begin

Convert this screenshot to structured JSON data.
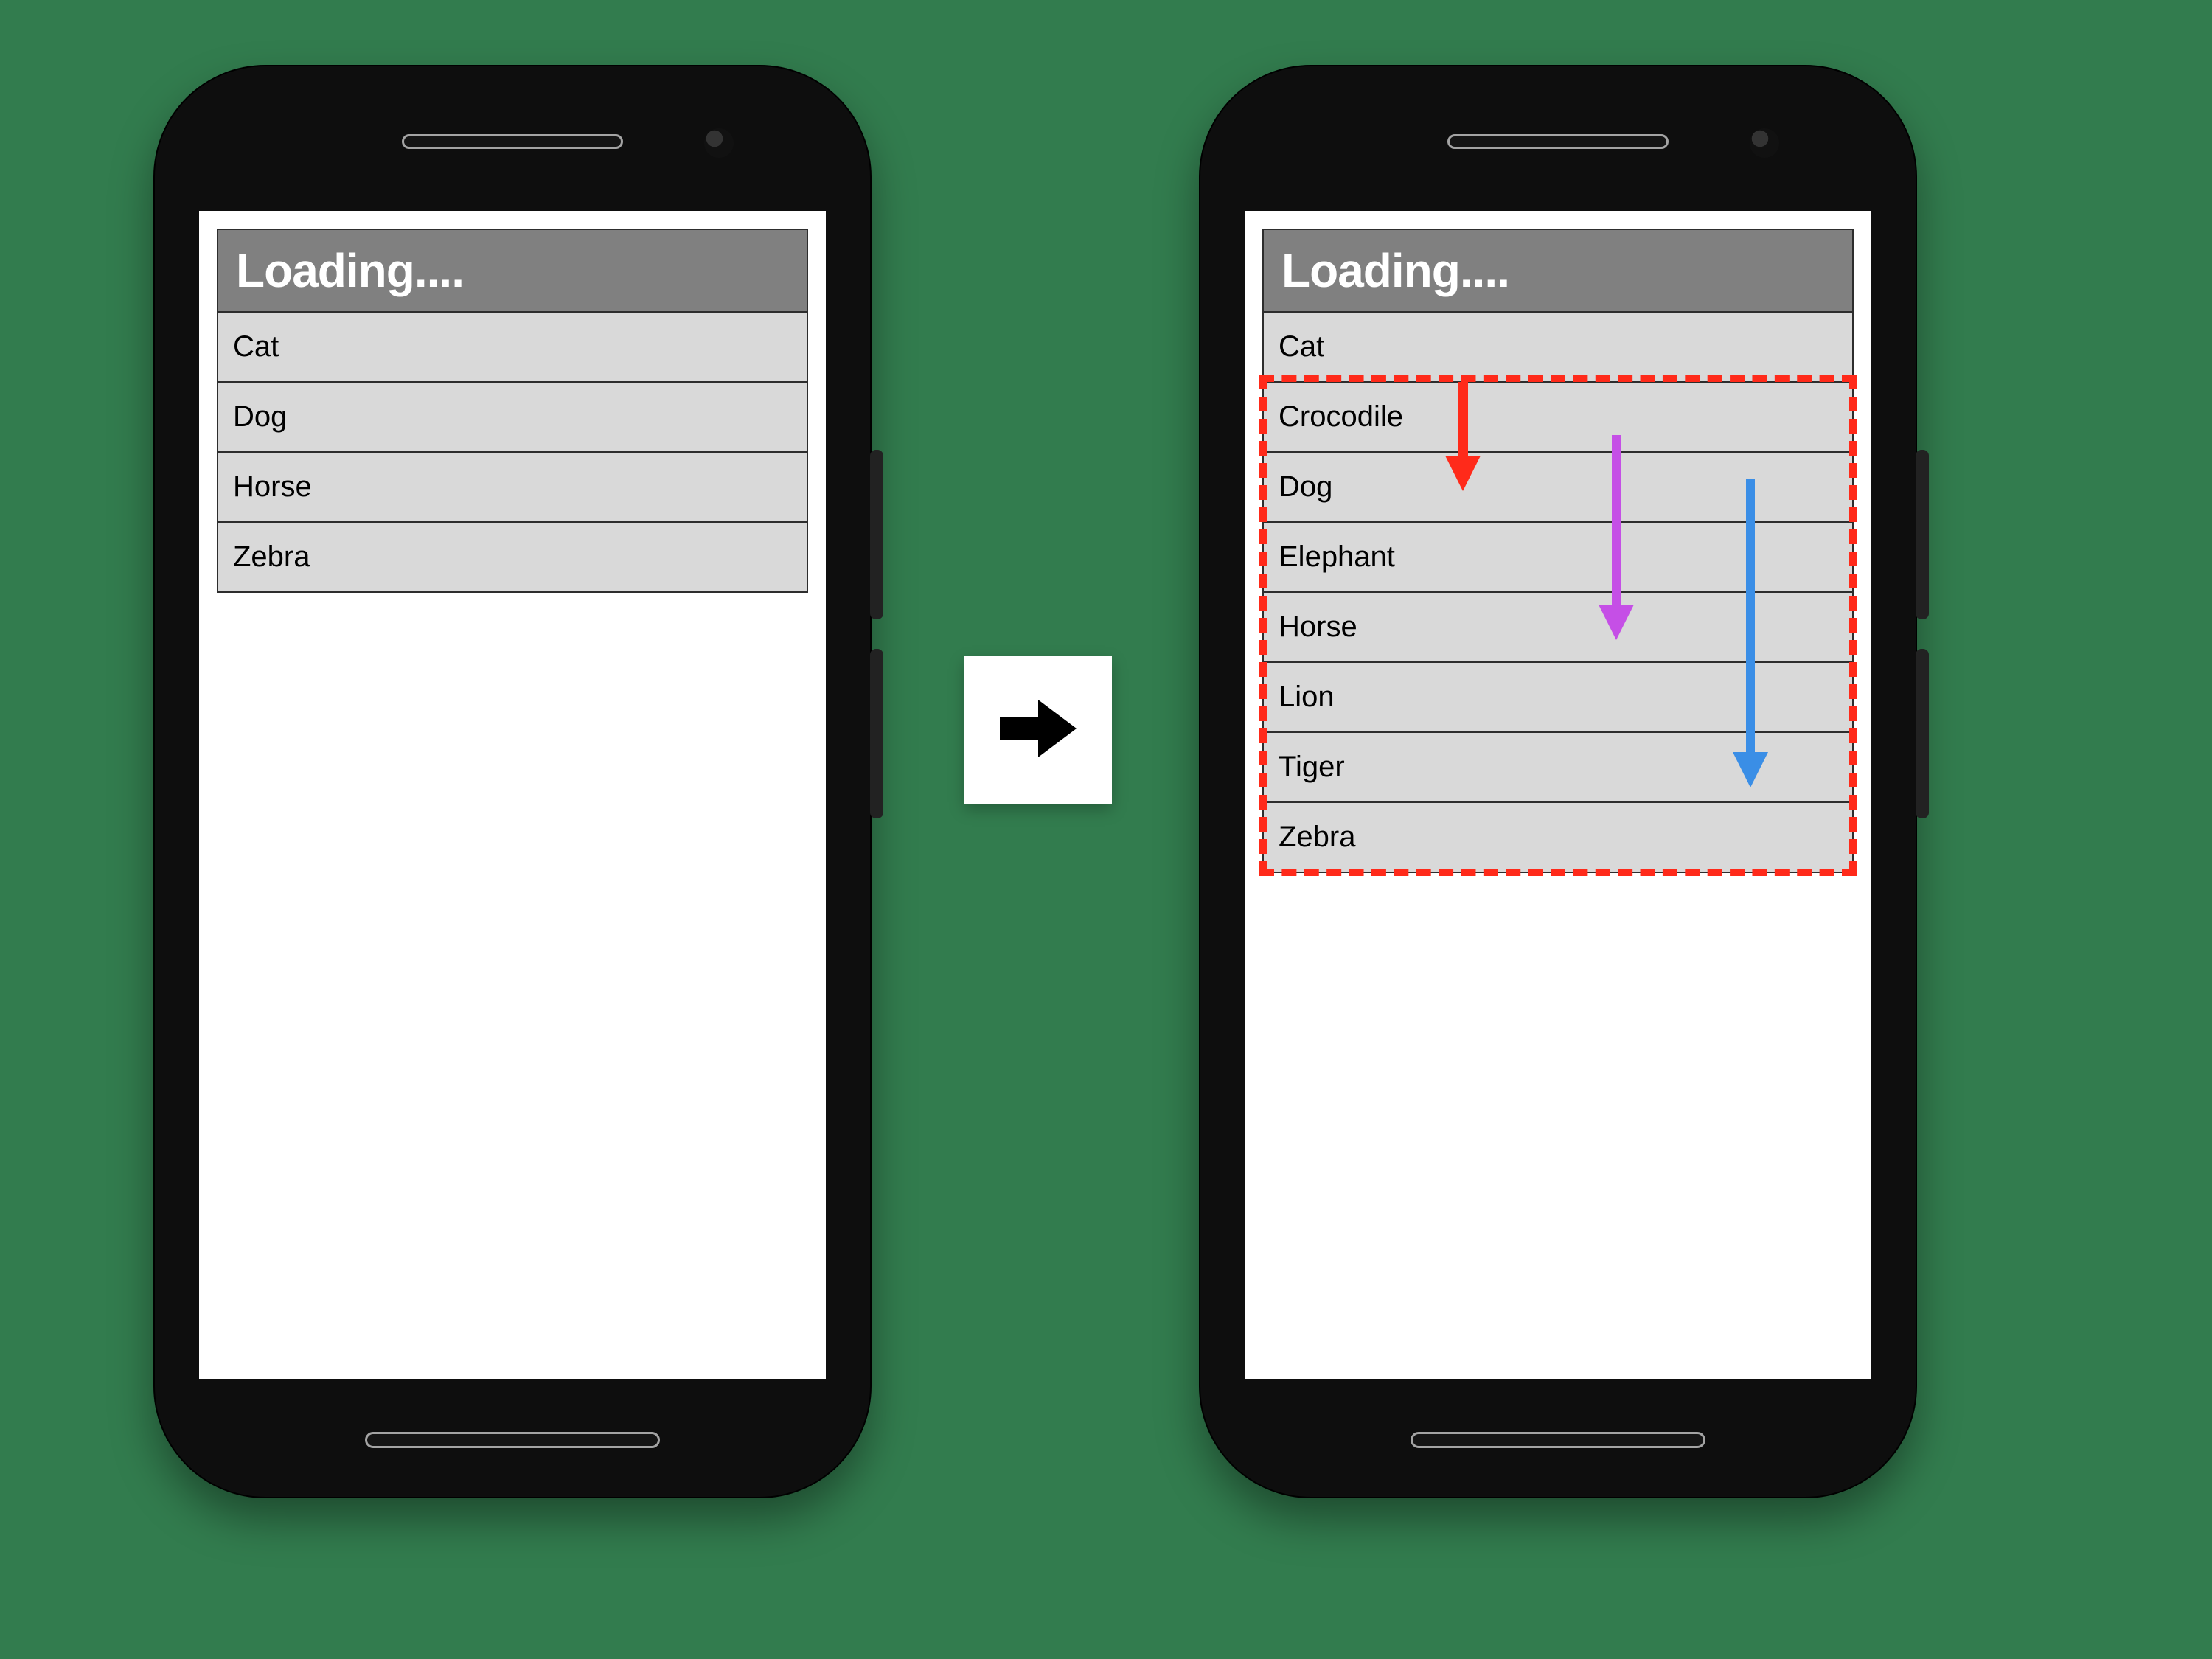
{
  "phone_left": {
    "title": "Loading....",
    "items": [
      "Cat",
      "Dog",
      "Horse",
      "Zebra"
    ]
  },
  "phone_right": {
    "title": "Loading....",
    "items": [
      "Cat",
      "Crocodile",
      "Dog",
      "Elephant",
      "Horse",
      "Lion",
      "Tiger",
      "Zebra"
    ]
  },
  "arrows": {
    "red": "#ff2a1a",
    "purple": "#c54fe6",
    "blue": "#3a8ee6"
  },
  "transition_icon": "arrow-right"
}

end

Written exercise — Copy every record above exactly, leaving out the pictures.

Task output —
Convert this screenshot to structured JSON data.
{
  "phone_left": {
    "title": "Loading....",
    "items": [
      "Cat",
      "Dog",
      "Horse",
      "Zebra"
    ]
  },
  "phone_right": {
    "title": "Loading....",
    "items": [
      "Cat",
      "Crocodile",
      "Dog",
      "Elephant",
      "Horse",
      "Lion",
      "Tiger",
      "Zebra"
    ]
  },
  "arrows": {
    "red": "#ff2a1a",
    "purple": "#c54fe6",
    "blue": "#3a8ee6"
  },
  "transition_icon": "arrow-right"
}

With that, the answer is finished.